> _Given problem_
Copy each line that contains the string "this".

> _Raw data_
──────────

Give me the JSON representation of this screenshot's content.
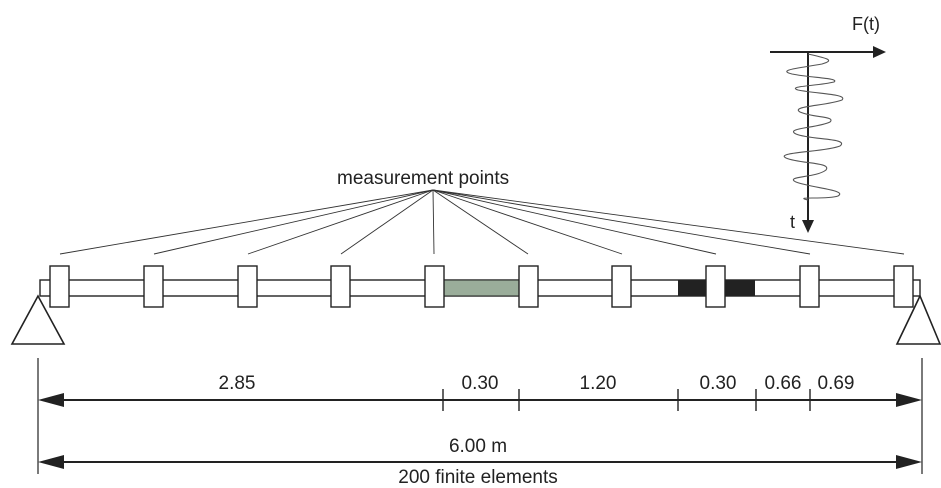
{
  "labels": {
    "measurement": "measurement points",
    "force": "F(t)",
    "time_axis": "t",
    "total_length": "6.00 m",
    "elements": "200 finite elements"
  },
  "segments": [
    "2.85",
    "0.30",
    "1.20",
    "0.30",
    "0.66",
    "0.69"
  ],
  "colors": {
    "line": "#222222",
    "healthy_damage_zone": "#9aad9a",
    "dark_damage_zone": "#222222"
  }
}
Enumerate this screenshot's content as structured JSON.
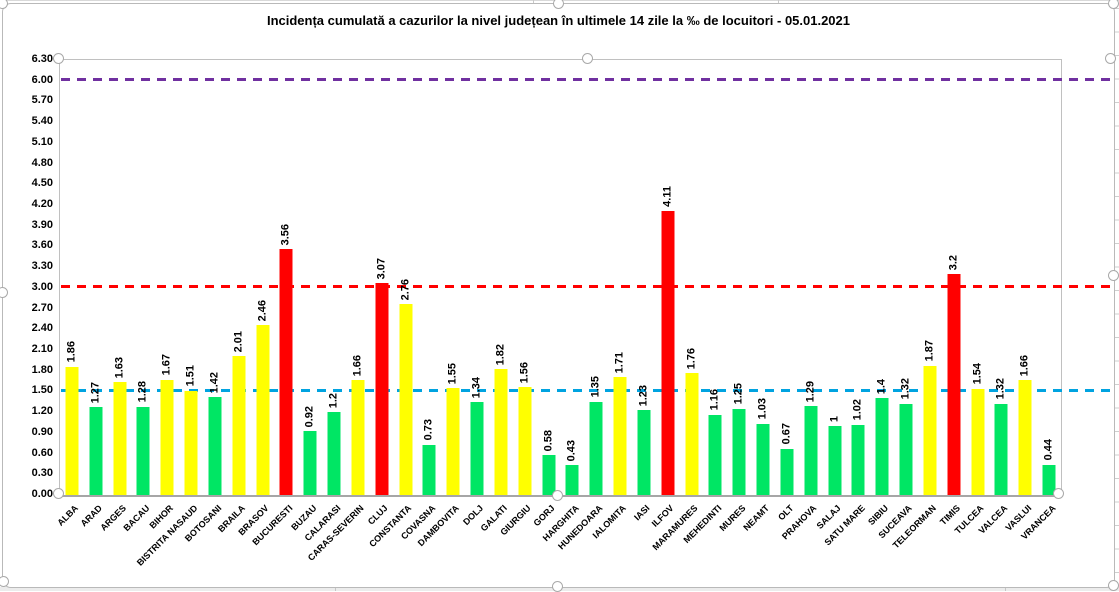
{
  "chart_data": {
    "type": "bar",
    "title": "Incidența cumulată a cazurilor la nivel județean în ultimele 14 zile la ‰ de locuitori - 05.01.2021",
    "xlabel": "",
    "ylabel": "",
    "ylim": [
      0,
      6.3
    ],
    "ytick_step": 0.3,
    "grid": false,
    "legend": false,
    "categories": [
      "ALBA",
      "ARAD",
      "ARGES",
      "BACAU",
      "BIHOR",
      "BISTRITA NASAUD",
      "BOTOSANI",
      "BRAILA",
      "BRASOV",
      "BUCURESTI",
      "BUZAU",
      "CALARASI",
      "CARAS-SEVERIN",
      "CLUJ",
      "CONSTANTA",
      "COVASNA",
      "DAMBOVITA",
      "DOLJ",
      "GALATI",
      "GIURGIU",
      "GORJ",
      "HARGHITA",
      "HUNEDOARA",
      "IALOMITA",
      "IASI",
      "ILFOV",
      "MARAMURES",
      "MEHEDINTI",
      "MURES",
      "NEAMT",
      "OLT",
      "PRAHOVA",
      "SALAJ",
      "SATU MARE",
      "SIBIU",
      "SUCEAVA",
      "TELEORMAN",
      "TIMIS",
      "TULCEA",
      "VALCEA",
      "VASLUI",
      "VRANCEA"
    ],
    "values": [
      1.86,
      1.27,
      1.63,
      1.28,
      1.67,
      1.51,
      1.42,
      2.01,
      2.46,
      3.56,
      0.92,
      1.2,
      1.66,
      3.07,
      2.76,
      0.73,
      1.55,
      1.34,
      1.82,
      1.56,
      0.58,
      0.43,
      1.35,
      1.71,
      1.23,
      4.11,
      1.76,
      1.16,
      1.25,
      1.03,
      0.67,
      1.29,
      1,
      1.02,
      1.4,
      1.32,
      1.87,
      3.2,
      1.54,
      1.32,
      1.66,
      0.44
    ],
    "levels": [
      "yellow",
      "green",
      "yellow",
      "green",
      "yellow",
      "yellow",
      "green",
      "yellow",
      "yellow",
      "red",
      "green",
      "green",
      "yellow",
      "red",
      "yellow",
      "green",
      "yellow",
      "green",
      "yellow",
      "yellow",
      "green",
      "green",
      "green",
      "yellow",
      "green",
      "red",
      "yellow",
      "green",
      "green",
      "green",
      "green",
      "green",
      "green",
      "green",
      "green",
      "green",
      "yellow",
      "red",
      "yellow",
      "green",
      "yellow",
      "green"
    ],
    "palette": {
      "green": "#00e664",
      "yellow": "#ffff00",
      "red": "#ff0000"
    },
    "thresholds": [
      {
        "label": "6.00",
        "value": 6.0,
        "color": "#7030a0"
      },
      {
        "label": "3.00",
        "value": 3.0,
        "color": "#ff0000"
      },
      {
        "label": "1.50",
        "value": 1.5,
        "color": "#00a3e0"
      }
    ],
    "legend_position": "none"
  }
}
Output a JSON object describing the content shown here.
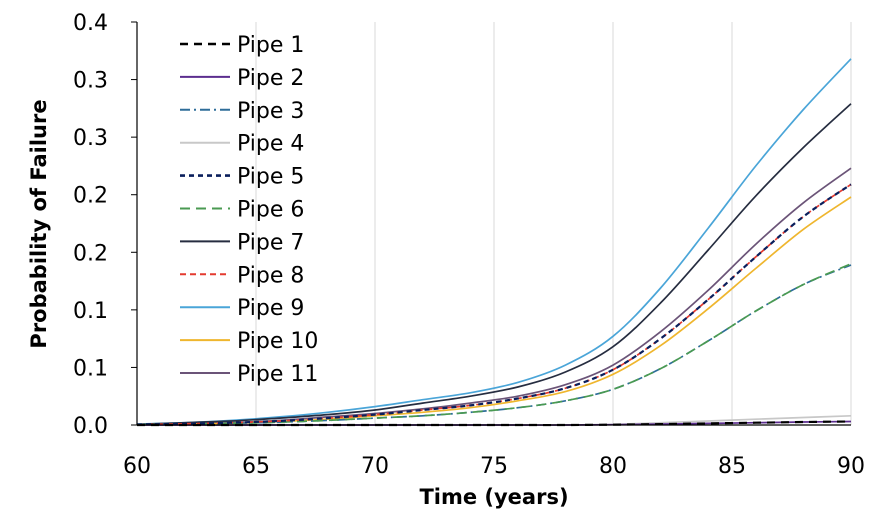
{
  "chart_data": {
    "type": "line",
    "title": "",
    "xlabel": "Time (years)",
    "ylabel": "Probability of Failure",
    "xlim": [
      60,
      90
    ],
    "ylim": [
      0,
      0.35
    ],
    "x_ticks": [
      "60",
      "65",
      "70",
      "75",
      "80",
      "85",
      "90"
    ],
    "y_ticks": [
      "0.0",
      "0.1",
      "0.1",
      "0.2",
      "0.2",
      "0.3",
      "0.3",
      "0.4"
    ],
    "grid": "vertical",
    "legend_position": "top-left",
    "x": [
      60,
      62,
      64,
      66,
      68,
      70,
      72,
      74,
      76,
      78,
      80,
      82,
      84,
      86,
      88,
      90
    ],
    "series": [
      {
        "name": "Pipe 1",
        "color": "#000000",
        "dash": "8,6",
        "values": [
          0,
          0,
          0,
          0,
          0,
          0,
          0,
          0,
          0,
          0,
          0.0003,
          0.0008,
          0.0014,
          0.002,
          0.0026,
          0.003
        ]
      },
      {
        "name": "Pipe 2",
        "color": "#5b2d8e",
        "dash": "",
        "values": [
          0,
          0,
          0,
          0,
          0,
          0,
          0,
          0,
          0,
          0,
          0.0003,
          0.0008,
          0.0014,
          0.002,
          0.0026,
          0.003
        ]
      },
      {
        "name": "Pipe 3",
        "color": "#2e6d99",
        "dash": "10,4,2,4",
        "values": [
          0.0003,
          0.0008,
          0.0015,
          0.0025,
          0.004,
          0.006,
          0.008,
          0.011,
          0.015,
          0.021,
          0.031,
          0.049,
          0.073,
          0.099,
          0.122,
          0.139
        ]
      },
      {
        "name": "Pipe 4",
        "color": "#c8c8c8",
        "dash": "",
        "values": [
          0,
          0,
          0,
          0,
          0,
          0,
          0,
          0,
          0,
          0,
          0.0005,
          0.002,
          0.0035,
          0.005,
          0.0065,
          0.008
        ]
      },
      {
        "name": "Pipe 5",
        "color": "#0a1f5c",
        "dash": "5,4",
        "values": [
          0.0004,
          0.001,
          0.002,
          0.0035,
          0.006,
          0.009,
          0.013,
          0.017,
          0.023,
          0.032,
          0.048,
          0.075,
          0.109,
          0.146,
          0.181,
          0.209
        ]
      },
      {
        "name": "Pipe 6",
        "color": "#4a9a52",
        "dash": "10,6",
        "values": [
          0.0003,
          0.0008,
          0.0015,
          0.0025,
          0.004,
          0.006,
          0.008,
          0.011,
          0.015,
          0.021,
          0.031,
          0.049,
          0.073,
          0.099,
          0.122,
          0.14
        ]
      },
      {
        "name": "Pipe 7",
        "color": "#262d40",
        "dash": "",
        "values": [
          0.0006,
          0.002,
          0.0035,
          0.006,
          0.009,
          0.013,
          0.019,
          0.025,
          0.033,
          0.046,
          0.068,
          0.106,
          0.152,
          0.199,
          0.241,
          0.279
        ]
      },
      {
        "name": "Pipe 8",
        "color": "#e43a2f",
        "dash": "6,4",
        "values": [
          0.0004,
          0.001,
          0.002,
          0.0035,
          0.006,
          0.009,
          0.013,
          0.017,
          0.023,
          0.032,
          0.048,
          0.075,
          0.109,
          0.146,
          0.181,
          0.209
        ]
      },
      {
        "name": "Pipe 9",
        "color": "#4aa5d8",
        "dash": "",
        "values": [
          0.0008,
          0.002,
          0.004,
          0.007,
          0.011,
          0.016,
          0.022,
          0.028,
          0.037,
          0.052,
          0.077,
          0.119,
          0.171,
          0.225,
          0.274,
          0.318
        ]
      },
      {
        "name": "Pipe 10",
        "color": "#efb62e",
        "dash": "",
        "values": [
          0.0003,
          0.0008,
          0.0015,
          0.003,
          0.005,
          0.008,
          0.011,
          0.015,
          0.021,
          0.029,
          0.044,
          0.069,
          0.101,
          0.136,
          0.17,
          0.198
        ]
      },
      {
        "name": "Pipe 11",
        "color": "#6b5478",
        "dash": "",
        "values": [
          0.0004,
          0.001,
          0.002,
          0.004,
          0.007,
          0.01,
          0.014,
          0.019,
          0.025,
          0.035,
          0.052,
          0.081,
          0.117,
          0.157,
          0.193,
          0.223
        ]
      }
    ]
  }
}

──────────

> _Task output_
Give me the JSON representation of this screenshot's content.
Enumerate this screenshot's content as structured JSON.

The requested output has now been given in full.